Recorded information
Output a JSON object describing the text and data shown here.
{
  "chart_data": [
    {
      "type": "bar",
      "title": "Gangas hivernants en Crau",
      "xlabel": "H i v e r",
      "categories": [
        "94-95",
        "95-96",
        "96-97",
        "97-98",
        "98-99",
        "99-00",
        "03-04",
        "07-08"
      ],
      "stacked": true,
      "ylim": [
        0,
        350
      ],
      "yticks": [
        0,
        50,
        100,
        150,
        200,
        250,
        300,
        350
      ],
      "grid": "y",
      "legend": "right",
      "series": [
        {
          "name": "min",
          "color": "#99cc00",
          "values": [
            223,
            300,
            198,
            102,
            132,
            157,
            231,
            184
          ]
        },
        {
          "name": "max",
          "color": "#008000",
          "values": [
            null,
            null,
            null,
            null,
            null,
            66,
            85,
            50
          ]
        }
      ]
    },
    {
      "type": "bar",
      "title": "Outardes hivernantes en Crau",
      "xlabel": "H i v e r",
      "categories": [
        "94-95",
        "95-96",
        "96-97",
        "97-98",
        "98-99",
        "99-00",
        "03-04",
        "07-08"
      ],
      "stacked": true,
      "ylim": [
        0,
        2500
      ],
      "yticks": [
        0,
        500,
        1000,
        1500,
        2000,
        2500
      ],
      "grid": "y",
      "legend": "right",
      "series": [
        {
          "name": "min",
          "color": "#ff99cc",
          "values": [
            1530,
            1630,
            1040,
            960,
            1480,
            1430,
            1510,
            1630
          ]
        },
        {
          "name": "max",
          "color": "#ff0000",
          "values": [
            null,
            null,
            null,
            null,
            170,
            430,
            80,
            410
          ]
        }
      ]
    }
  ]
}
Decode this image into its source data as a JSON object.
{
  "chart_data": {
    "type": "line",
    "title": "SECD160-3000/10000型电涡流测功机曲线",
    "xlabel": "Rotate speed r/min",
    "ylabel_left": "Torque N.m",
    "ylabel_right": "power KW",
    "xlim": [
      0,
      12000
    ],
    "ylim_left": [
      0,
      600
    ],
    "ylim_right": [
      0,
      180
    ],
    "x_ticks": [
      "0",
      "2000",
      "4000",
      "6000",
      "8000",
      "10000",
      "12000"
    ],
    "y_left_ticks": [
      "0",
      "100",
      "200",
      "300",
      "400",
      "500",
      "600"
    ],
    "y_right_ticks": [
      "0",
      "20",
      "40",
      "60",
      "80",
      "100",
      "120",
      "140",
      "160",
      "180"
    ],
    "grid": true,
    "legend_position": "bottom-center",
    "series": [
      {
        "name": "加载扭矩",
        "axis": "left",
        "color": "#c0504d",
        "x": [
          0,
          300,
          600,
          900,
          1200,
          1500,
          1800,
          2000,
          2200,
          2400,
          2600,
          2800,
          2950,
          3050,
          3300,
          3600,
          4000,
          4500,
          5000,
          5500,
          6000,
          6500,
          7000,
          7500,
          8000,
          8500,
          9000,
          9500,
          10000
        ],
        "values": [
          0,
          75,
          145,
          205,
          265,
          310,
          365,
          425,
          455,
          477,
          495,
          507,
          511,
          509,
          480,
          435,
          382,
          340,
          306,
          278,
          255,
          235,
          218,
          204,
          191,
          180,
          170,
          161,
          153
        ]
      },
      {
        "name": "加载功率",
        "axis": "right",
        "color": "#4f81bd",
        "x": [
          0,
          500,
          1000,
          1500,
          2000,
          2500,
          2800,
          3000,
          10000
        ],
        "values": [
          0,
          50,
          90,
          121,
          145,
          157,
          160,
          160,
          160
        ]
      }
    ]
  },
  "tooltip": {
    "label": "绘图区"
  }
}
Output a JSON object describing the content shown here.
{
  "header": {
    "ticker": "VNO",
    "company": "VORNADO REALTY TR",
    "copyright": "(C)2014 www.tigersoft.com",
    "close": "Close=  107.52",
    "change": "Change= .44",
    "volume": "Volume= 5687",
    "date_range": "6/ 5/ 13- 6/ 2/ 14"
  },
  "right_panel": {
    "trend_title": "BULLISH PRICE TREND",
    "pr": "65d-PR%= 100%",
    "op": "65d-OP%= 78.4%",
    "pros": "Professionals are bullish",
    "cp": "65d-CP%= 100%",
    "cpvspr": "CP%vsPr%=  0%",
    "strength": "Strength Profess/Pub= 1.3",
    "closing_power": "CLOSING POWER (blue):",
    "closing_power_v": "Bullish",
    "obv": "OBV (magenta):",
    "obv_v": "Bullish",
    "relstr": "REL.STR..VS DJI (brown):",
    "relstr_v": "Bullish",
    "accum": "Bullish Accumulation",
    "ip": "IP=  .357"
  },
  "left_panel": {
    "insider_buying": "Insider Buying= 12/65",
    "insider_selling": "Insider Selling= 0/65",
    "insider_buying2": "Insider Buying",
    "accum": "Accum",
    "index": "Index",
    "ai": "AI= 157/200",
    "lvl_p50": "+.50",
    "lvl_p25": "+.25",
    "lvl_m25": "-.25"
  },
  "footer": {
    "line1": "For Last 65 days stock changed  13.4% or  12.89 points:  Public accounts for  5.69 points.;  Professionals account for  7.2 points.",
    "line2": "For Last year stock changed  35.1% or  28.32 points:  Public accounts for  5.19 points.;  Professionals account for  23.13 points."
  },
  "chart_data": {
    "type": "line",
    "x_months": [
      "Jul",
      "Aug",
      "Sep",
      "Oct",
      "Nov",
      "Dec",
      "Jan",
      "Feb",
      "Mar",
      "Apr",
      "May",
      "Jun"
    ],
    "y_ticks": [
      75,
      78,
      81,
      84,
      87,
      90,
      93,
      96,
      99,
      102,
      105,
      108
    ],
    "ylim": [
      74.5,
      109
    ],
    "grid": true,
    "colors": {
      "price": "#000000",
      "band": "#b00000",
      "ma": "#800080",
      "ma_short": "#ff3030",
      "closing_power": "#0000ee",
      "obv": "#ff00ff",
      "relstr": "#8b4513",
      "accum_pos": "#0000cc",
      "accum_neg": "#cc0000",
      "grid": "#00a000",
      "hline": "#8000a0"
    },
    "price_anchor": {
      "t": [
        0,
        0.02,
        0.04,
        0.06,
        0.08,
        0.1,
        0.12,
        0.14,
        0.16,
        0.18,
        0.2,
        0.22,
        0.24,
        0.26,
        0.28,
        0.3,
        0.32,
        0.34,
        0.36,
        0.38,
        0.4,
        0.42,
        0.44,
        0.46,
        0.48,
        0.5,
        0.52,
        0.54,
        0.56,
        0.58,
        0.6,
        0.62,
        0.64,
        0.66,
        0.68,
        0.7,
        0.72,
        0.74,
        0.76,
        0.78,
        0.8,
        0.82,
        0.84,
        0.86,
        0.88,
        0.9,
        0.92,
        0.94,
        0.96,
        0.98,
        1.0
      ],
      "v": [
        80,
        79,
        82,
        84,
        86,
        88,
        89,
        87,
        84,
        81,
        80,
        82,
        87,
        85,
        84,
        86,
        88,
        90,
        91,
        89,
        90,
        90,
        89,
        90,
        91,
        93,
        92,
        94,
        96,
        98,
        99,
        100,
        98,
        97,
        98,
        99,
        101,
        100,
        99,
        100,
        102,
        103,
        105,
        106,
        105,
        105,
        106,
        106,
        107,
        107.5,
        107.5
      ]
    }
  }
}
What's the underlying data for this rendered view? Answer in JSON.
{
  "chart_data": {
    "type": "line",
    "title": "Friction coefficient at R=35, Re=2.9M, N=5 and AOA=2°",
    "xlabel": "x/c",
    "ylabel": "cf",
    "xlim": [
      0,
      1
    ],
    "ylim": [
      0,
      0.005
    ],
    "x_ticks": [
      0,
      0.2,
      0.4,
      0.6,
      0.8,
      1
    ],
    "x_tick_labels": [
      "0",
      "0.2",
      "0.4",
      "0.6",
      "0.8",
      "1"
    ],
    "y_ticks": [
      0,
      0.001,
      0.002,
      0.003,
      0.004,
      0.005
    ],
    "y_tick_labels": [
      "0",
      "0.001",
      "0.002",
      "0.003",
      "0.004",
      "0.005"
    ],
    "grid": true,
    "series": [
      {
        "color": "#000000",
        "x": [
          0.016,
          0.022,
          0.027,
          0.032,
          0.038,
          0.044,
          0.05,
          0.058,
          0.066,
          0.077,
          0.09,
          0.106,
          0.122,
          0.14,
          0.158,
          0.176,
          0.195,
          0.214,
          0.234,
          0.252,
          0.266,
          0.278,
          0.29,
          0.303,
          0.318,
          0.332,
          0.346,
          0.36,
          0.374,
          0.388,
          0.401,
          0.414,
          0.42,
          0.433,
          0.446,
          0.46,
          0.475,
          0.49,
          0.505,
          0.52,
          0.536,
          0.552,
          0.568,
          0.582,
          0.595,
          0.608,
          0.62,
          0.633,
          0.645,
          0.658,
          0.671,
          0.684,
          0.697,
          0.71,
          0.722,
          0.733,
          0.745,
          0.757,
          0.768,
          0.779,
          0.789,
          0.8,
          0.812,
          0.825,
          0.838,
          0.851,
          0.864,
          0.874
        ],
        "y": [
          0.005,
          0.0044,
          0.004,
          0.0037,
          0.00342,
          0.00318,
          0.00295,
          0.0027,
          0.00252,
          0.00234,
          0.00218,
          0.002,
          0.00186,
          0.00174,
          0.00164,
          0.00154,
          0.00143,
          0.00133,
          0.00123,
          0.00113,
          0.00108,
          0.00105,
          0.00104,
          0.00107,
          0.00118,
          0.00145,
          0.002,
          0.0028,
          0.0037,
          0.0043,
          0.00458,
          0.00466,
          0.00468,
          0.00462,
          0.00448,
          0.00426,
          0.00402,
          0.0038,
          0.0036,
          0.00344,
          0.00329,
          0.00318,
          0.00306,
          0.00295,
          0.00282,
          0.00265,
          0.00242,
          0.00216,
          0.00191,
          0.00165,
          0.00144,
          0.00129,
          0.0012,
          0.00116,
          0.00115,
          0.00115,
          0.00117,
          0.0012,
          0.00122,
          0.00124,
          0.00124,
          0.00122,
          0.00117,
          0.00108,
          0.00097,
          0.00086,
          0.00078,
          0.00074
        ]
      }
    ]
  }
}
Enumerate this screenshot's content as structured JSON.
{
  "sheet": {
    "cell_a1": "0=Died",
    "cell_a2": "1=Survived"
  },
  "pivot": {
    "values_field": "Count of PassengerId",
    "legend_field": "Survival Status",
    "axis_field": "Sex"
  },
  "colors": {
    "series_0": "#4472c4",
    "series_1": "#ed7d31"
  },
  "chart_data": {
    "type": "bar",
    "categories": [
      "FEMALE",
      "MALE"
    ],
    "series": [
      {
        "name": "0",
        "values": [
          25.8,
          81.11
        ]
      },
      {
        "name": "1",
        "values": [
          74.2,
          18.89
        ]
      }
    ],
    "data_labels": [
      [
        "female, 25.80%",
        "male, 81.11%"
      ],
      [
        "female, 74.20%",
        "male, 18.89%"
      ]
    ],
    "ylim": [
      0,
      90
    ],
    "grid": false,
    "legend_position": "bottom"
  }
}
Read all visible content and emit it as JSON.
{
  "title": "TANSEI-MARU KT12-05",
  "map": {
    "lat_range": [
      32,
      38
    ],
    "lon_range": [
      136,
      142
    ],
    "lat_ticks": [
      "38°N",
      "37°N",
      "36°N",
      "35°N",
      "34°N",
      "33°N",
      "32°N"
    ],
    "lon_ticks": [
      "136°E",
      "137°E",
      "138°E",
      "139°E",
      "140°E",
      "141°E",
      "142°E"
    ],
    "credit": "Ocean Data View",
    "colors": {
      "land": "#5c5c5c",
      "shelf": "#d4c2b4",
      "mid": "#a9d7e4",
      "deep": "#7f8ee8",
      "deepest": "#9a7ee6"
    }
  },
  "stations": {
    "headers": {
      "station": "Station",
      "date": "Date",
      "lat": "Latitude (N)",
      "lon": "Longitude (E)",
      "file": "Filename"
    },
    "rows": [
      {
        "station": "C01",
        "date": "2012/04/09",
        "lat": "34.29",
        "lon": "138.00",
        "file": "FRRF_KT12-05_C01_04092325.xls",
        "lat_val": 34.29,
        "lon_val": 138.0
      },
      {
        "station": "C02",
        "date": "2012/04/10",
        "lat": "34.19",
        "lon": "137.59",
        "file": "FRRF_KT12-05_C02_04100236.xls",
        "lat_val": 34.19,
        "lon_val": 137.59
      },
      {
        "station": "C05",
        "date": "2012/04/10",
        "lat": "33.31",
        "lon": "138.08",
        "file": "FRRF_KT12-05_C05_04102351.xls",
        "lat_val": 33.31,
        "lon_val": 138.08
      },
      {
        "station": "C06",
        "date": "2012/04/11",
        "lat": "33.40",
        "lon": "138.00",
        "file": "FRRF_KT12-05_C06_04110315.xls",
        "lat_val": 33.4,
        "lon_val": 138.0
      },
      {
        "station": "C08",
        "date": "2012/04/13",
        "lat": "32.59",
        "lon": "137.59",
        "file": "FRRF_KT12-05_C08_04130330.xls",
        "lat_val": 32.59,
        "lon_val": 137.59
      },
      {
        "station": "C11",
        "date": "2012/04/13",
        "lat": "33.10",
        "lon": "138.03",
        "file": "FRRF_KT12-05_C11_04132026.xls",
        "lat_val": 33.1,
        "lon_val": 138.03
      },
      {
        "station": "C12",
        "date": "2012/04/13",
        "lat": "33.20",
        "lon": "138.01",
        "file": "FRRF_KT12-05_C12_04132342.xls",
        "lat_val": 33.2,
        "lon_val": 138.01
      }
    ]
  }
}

Problem
Filter the records, keeping only lines that contain "Output", and show those lines.

The answer
Output a JSON object describing the text and data shown here.
Output a JSON object describing the content shown here.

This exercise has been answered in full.